## Job
Below are records to transcribe exactly, without their pictures.

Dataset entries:
** BEGIN **

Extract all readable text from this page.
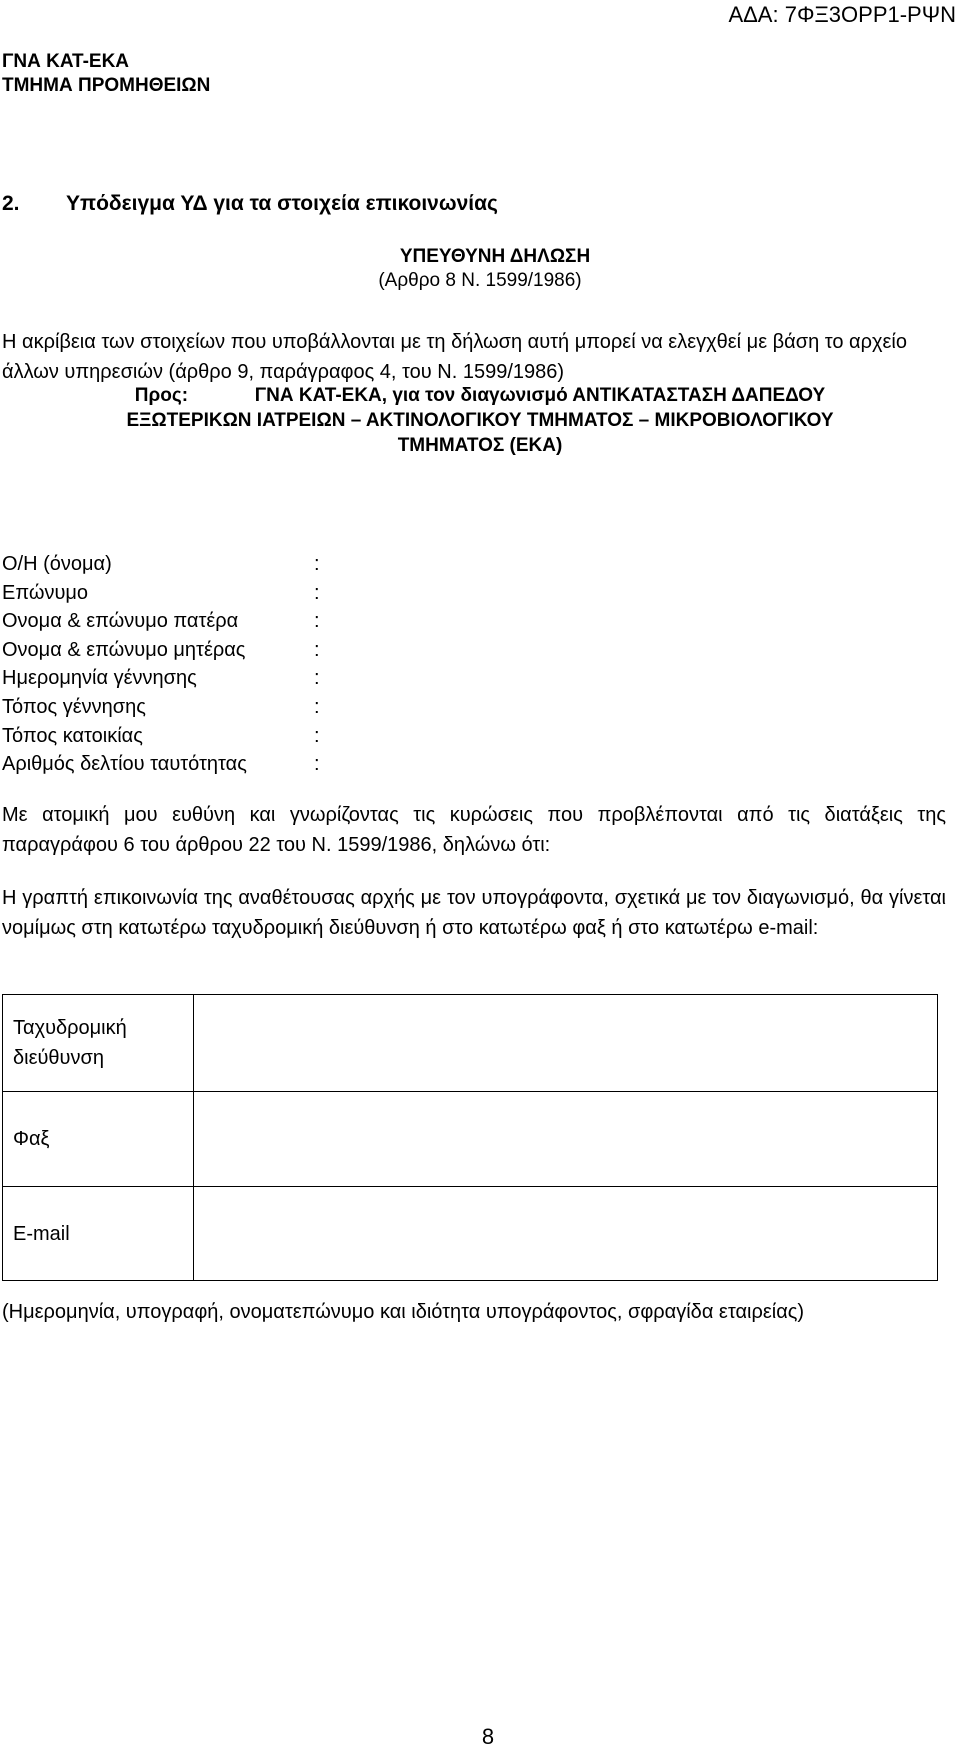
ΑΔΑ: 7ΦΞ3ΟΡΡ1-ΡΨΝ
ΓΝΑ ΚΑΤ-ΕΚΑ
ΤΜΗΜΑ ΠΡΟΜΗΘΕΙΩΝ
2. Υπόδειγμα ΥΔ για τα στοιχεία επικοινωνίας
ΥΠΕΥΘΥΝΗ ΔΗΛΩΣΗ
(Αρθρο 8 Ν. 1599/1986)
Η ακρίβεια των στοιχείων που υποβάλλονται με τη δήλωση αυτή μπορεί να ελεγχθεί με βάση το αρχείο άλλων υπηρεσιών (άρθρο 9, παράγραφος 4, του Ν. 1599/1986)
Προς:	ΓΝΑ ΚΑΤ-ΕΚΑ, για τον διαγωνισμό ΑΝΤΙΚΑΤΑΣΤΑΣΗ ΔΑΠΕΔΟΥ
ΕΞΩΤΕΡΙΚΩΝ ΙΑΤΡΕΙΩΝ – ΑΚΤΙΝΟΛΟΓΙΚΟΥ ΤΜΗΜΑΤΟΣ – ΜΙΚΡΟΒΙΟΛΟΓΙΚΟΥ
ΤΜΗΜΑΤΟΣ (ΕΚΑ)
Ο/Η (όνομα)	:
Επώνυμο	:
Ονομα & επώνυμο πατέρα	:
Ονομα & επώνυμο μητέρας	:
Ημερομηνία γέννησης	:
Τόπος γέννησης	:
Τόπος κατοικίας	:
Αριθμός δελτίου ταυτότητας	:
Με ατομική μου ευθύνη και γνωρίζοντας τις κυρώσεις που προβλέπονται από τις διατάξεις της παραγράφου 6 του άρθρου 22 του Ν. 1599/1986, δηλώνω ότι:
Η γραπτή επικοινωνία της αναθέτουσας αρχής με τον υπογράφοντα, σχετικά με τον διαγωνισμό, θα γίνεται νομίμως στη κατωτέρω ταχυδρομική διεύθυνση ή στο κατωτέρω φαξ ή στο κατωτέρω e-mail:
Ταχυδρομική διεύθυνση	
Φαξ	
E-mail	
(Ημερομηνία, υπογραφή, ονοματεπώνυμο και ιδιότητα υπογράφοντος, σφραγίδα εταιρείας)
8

** END **

## Answer to the problem
Extract all readable text from this page.
ΑΔΑ: 7ΦΞ3ΟΡΡ1-ΡΨΝ
ΓΝΑ ΚΑΤ-ΕΚΑ
ΤΜΗΜΑ ΠΡΟΜΗΘΕΙΩΝ
2. Υπόδειγμα ΥΔ για τα στοιχεία επικοινωνίας
ΥΠΕΥΘΥΝΗ ΔΗΛΩΣΗ
(Αρθρο 8 Ν. 1599/1986)
Η ακρίβεια των στοιχείων που υποβάλλονται με τη δήλωση αυτή μπορεί να ελεγχθεί με βάση το αρχείο άλλων υπηρεσιών (άρθρο 9, παράγραφος 4, του Ν. 1599/1986)
Προς:	ΓΝΑ ΚΑΤ-ΕΚΑ, για τον διαγωνισμό ΑΝΤΙΚΑΤΑΣΤΑΣΗ ΔΑΠΕΔΟΥ
ΕΞΩΤΕΡΙΚΩΝ ΙΑΤΡΕΙΩΝ – ΑΚΤΙΝΟΛΟΓΙΚΟΥ ΤΜΗΜΑΤΟΣ – ΜΙΚΡΟΒΙΟΛΟΓΙΚΟΥ
ΤΜΗΜΑΤΟΣ (ΕΚΑ)
Ο/Η (όνομα)	:
Επώνυμο	:
Ονομα & επώνυμο πατέρα	:
Ονομα & επώνυμο μητέρας	:
Ημερομηνία γέννησης	:
Τόπος γέννησης	:
Τόπος κατοικίας	:
Αριθμός δελτίου ταυτότητας	:
Με ατομική μου ευθύνη και γνωρίζοντας τις κυρώσεις που προβλέπονται από τις διατάξεις της παραγράφου 6 του άρθρου 22 του Ν. 1599/1986, δηλώνω ότι:
Η γραπτή επικοινωνία της αναθέτουσας αρχής με τον υπογράφοντα, σχετικά με τον διαγωνισμό, θα γίνεται νομίμως στη κατωτέρω ταχυδρομική διεύθυνση ή στο κατωτέρω φαξ ή στο κατωτέρω e-mail:
Ταχυδρομική διεύθυνση	
Φαξ	
E-mail	
(Ημερομηνία, υπογραφή, ονοματεπώνυμο και ιδιότητα υπογράφοντος, σφραγίδα εταιρείας)
8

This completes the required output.